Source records
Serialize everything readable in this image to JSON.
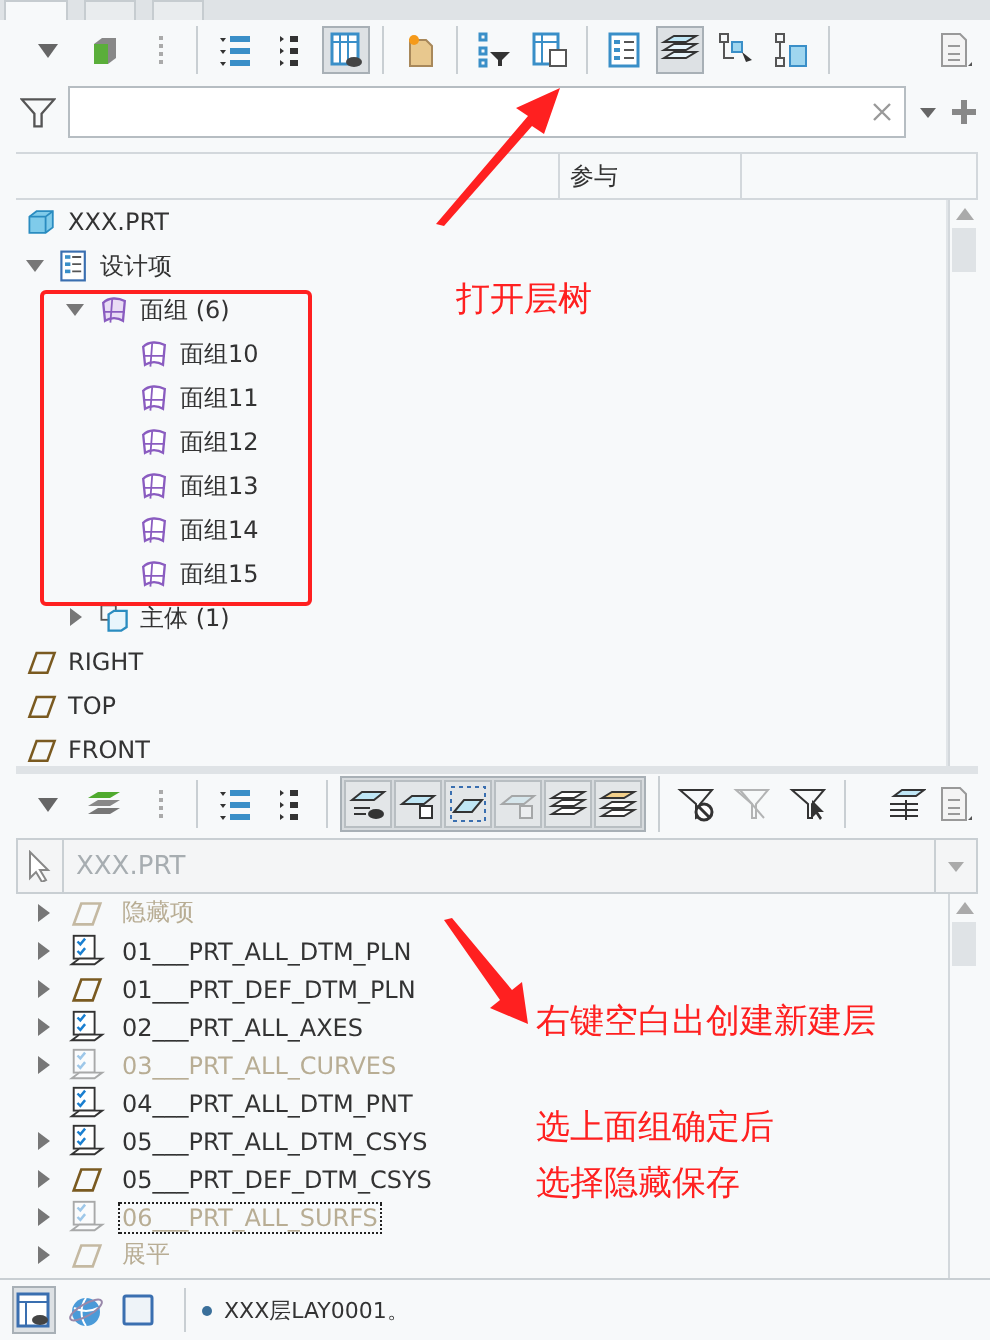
{
  "panel_tabs": [
    {
      "selected": true
    },
    {
      "selected": false
    },
    {
      "selected": false
    }
  ],
  "model_tree": {
    "toolbar": {
      "groups": [
        [
          {
            "kind": "caret",
            "selected": false
          },
          {
            "kind": "cube",
            "selected": false
          },
          {
            "kind": "grip",
            "selected": false
          }
        ],
        [
          {
            "kind": "list-tree",
            "selected": false
          },
          {
            "kind": "list-dots",
            "selected": false
          },
          {
            "kind": "columns-eye",
            "selected": true
          }
        ],
        [
          {
            "kind": "folder-star",
            "selected": false
          }
        ],
        [
          {
            "kind": "tree-filter",
            "selected": false
          },
          {
            "kind": "table-doc",
            "selected": false
          }
        ],
        [
          {
            "kind": "checklist",
            "selected": false
          },
          {
            "kind": "layers",
            "selected": true
          },
          {
            "kind": "tree-pointer",
            "selected": false
          },
          {
            "kind": "tree-box",
            "selected": false
          }
        ]
      ],
      "right": [
        {
          "kind": "doc-settings",
          "selected": false
        }
      ]
    },
    "columns": [
      "参与"
    ],
    "items": [
      {
        "label": "XXX.PRT",
        "kind": "part"
      },
      {
        "label": "设计项",
        "kind": "features",
        "expanded": true,
        "children": [
          {
            "label": "面组 (6)",
            "kind": "quilt-group",
            "expanded": true,
            "children": [
              {
                "label": "面组10",
                "kind": "quilt"
              },
              {
                "label": "面组11",
                "kind": "quilt"
              },
              {
                "label": "面组12",
                "kind": "quilt"
              },
              {
                "label": "面组13",
                "kind": "quilt"
              },
              {
                "label": "面组14",
                "kind": "quilt"
              },
              {
                "label": "面组15",
                "kind": "quilt"
              }
            ]
          },
          {
            "label": "主体 (1)",
            "kind": "body",
            "expanded": false
          }
        ]
      },
      {
        "label": "RIGHT",
        "kind": "plane"
      },
      {
        "label": "TOP",
        "kind": "plane"
      },
      {
        "label": "FRONT",
        "kind": "plane"
      }
    ]
  },
  "layer_tree": {
    "toolbar": {
      "groups": [
        [
          {
            "kind": "caret",
            "disabled": false
          },
          {
            "kind": "layers-green",
            "disabled": false
          },
          {
            "kind": "grip",
            "disabled": false
          }
        ],
        [
          {
            "kind": "list-tree",
            "disabled": false
          },
          {
            "kind": "list-dots",
            "disabled": false
          }
        ],
        [
          {
            "kind": "layer-eye",
            "disabled": false
          },
          {
            "kind": "layer-box",
            "disabled": false
          },
          {
            "kind": "layer-dashed",
            "disabled": false
          },
          {
            "kind": "layer-box",
            "disabled": true
          },
          {
            "kind": "layers-stack",
            "disabled": false
          },
          {
            "kind": "layers-gold",
            "disabled": false
          }
        ],
        [
          {
            "kind": "filter-no",
            "disabled": false
          },
          {
            "kind": "filter-plain",
            "disabled": true
          },
          {
            "kind": "filter-pointer",
            "disabled": false
          }
        ]
      ],
      "right": [
        {
          "kind": "layers-table",
          "disabled": false
        },
        {
          "kind": "doc-settings",
          "disabled": false
        }
      ]
    },
    "model": {
      "value": "XXX.PRT",
      "disabled": true
    },
    "layers": [
      {
        "label": "隐藏项",
        "kind": "plane",
        "expandable": true,
        "hidden": true,
        "selected": false
      },
      {
        "label": "01___PRT_ALL_DTM_PLN",
        "kind": "layer",
        "expandable": true,
        "hidden": false,
        "selected": false
      },
      {
        "label": "01___PRT_DEF_DTM_PLN",
        "kind": "plane",
        "expandable": true,
        "hidden": false,
        "selected": false
      },
      {
        "label": "02___PRT_ALL_AXES",
        "kind": "layer",
        "expandable": true,
        "hidden": false,
        "selected": false
      },
      {
        "label": "03___PRT_ALL_CURVES",
        "kind": "layer",
        "expandable": true,
        "hidden": true,
        "selected": false
      },
      {
        "label": "04___PRT_ALL_DTM_PNT",
        "kind": "layer",
        "expandable": false,
        "hidden": false,
        "selected": false
      },
      {
        "label": "05___PRT_ALL_DTM_CSYS",
        "kind": "layer",
        "expandable": true,
        "hidden": false,
        "selected": false
      },
      {
        "label": "05___PRT_DEF_DTM_CSYS",
        "kind": "plane",
        "expandable": true,
        "hidden": false,
        "selected": false
      },
      {
        "label": "06___PRT_ALL_SURFS",
        "kind": "layer",
        "expandable": true,
        "hidden": true,
        "selected": true
      },
      {
        "label": "展平",
        "kind": "plane",
        "expandable": true,
        "hidden": true,
        "selected": false
      }
    ]
  },
  "status_bar": {
    "buttons": [
      {
        "kind": "view-eye",
        "selected": true
      },
      {
        "kind": "globe",
        "selected": false
      },
      {
        "kind": "square",
        "selected": false
      }
    ],
    "message": "XXX层LAY0001。"
  },
  "annotations": [
    {
      "kind": "note",
      "text": "打开层树"
    },
    {
      "kind": "note",
      "text": "右键空白出创建新建层"
    },
    {
      "kind": "note",
      "text": "选上面组确定后"
    },
    {
      "kind": "note",
      "text": "选择隐藏保存"
    }
  ]
}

* _Your objective_: Print all of the records shown above exactly, leaving out each picture.

* _Full solution_:
Serialize everything readable in this image to JSON.
{
  "panel_tabs": [
    {
      "selected": true
    },
    {
      "selected": false
    },
    {
      "selected": false
    }
  ],
  "model_tree": {
    "toolbar": {
      "groups": [
        [
          {
            "kind": "caret",
            "selected": false
          },
          {
            "kind": "cube",
            "selected": false
          },
          {
            "kind": "grip",
            "selected": false
          }
        ],
        [
          {
            "kind": "list-tree",
            "selected": false
          },
          {
            "kind": "list-dots",
            "selected": false
          },
          {
            "kind": "columns-eye",
            "selected": true
          }
        ],
        [
          {
            "kind": "folder-star",
            "selected": false
          }
        ],
        [
          {
            "kind": "tree-filter",
            "selected": false
          },
          {
            "kind": "table-doc",
            "selected": false
          }
        ],
        [
          {
            "kind": "checklist",
            "selected": false
          },
          {
            "kind": "layers",
            "selected": true
          },
          {
            "kind": "tree-pointer",
            "selected": false
          },
          {
            "kind": "tree-box",
            "selected": false
          }
        ]
      ],
      "right": [
        {
          "kind": "doc-settings",
          "selected": false
        }
      ]
    },
    "columns": [
      "参与"
    ],
    "items": [
      {
        "label": "XXX.PRT",
        "kind": "part"
      },
      {
        "label": "设计项",
        "kind": "features",
        "expanded": true,
        "children": [
          {
            "label": "面组 (6)",
            "kind": "quilt-group",
            "expanded": true,
            "children": [
              {
                "label": "面组10",
                "kind": "quilt"
              },
              {
                "label": "面组11",
                "kind": "quilt"
              },
              {
                "label": "面组12",
                "kind": "quilt"
              },
              {
                "label": "面组13",
                "kind": "quilt"
              },
              {
                "label": "面组14",
                "kind": "quilt"
              },
              {
                "label": "面组15",
                "kind": "quilt"
              }
            ]
          },
          {
            "label": "主体 (1)",
            "kind": "body",
            "expanded": false
          }
        ]
      },
      {
        "label": "RIGHT",
        "kind": "plane"
      },
      {
        "label": "TOP",
        "kind": "plane"
      },
      {
        "label": "FRONT",
        "kind": "plane"
      }
    ]
  },
  "layer_tree": {
    "toolbar": {
      "groups": [
        [
          {
            "kind": "caret",
            "disabled": false
          },
          {
            "kind": "layers-green",
            "disabled": false
          },
          {
            "kind": "grip",
            "disabled": false
          }
        ],
        [
          {
            "kind": "list-tree",
            "disabled": false
          },
          {
            "kind": "list-dots",
            "disabled": false
          }
        ],
        [
          {
            "kind": "layer-eye",
            "disabled": false
          },
          {
            "kind": "layer-box",
            "disabled": false
          },
          {
            "kind": "layer-dashed",
            "disabled": false
          },
          {
            "kind": "layer-box",
            "disabled": true
          },
          {
            "kind": "layers-stack",
            "disabled": false
          },
          {
            "kind": "layers-gold",
            "disabled": false
          }
        ],
        [
          {
            "kind": "filter-no",
            "disabled": false
          },
          {
            "kind": "filter-plain",
            "disabled": true
          },
          {
            "kind": "filter-pointer",
            "disabled": false
          }
        ]
      ],
      "right": [
        {
          "kind": "layers-table",
          "disabled": false
        },
        {
          "kind": "doc-settings",
          "disabled": false
        }
      ]
    },
    "model": {
      "value": "XXX.PRT",
      "disabled": true
    },
    "layers": [
      {
        "label": "隐藏项",
        "kind": "plane",
        "expandable": true,
        "hidden": true,
        "selected": false
      },
      {
        "label": "01___PRT_ALL_DTM_PLN",
        "kind": "layer",
        "expandable": true,
        "hidden": false,
        "selected": false
      },
      {
        "label": "01___PRT_DEF_DTM_PLN",
        "kind": "plane",
        "expandable": true,
        "hidden": false,
        "selected": false
      },
      {
        "label": "02___PRT_ALL_AXES",
        "kind": "layer",
        "expandable": true,
        "hidden": false,
        "selected": false
      },
      {
        "label": "03___PRT_ALL_CURVES",
        "kind": "layer",
        "expandable": true,
        "hidden": true,
        "selected": false
      },
      {
        "label": "04___PRT_ALL_DTM_PNT",
        "kind": "layer",
        "expandable": false,
        "hidden": false,
        "selected": false
      },
      {
        "label": "05___PRT_ALL_DTM_CSYS",
        "kind": "layer",
        "expandable": true,
        "hidden": false,
        "selected": false
      },
      {
        "label": "05___PRT_DEF_DTM_CSYS",
        "kind": "plane",
        "expandable": true,
        "hidden": false,
        "selected": false
      },
      {
        "label": "06___PRT_ALL_SURFS",
        "kind": "layer",
        "expandable": true,
        "hidden": true,
        "selected": true
      },
      {
        "label": "展平",
        "kind": "plane",
        "expandable": true,
        "hidden": true,
        "selected": false
      }
    ]
  },
  "status_bar": {
    "buttons": [
      {
        "kind": "view-eye",
        "selected": true
      },
      {
        "kind": "globe",
        "selected": false
      },
      {
        "kind": "square",
        "selected": false
      }
    ],
    "message": "XXX层LAY0001。"
  },
  "annotations": [
    {
      "kind": "note",
      "text": "打开层树"
    },
    {
      "kind": "note",
      "text": "右键空白出创建新建层"
    },
    {
      "kind": "note",
      "text": "选上面组确定后"
    },
    {
      "kind": "note",
      "text": "选择隐藏保存"
    }
  ]
}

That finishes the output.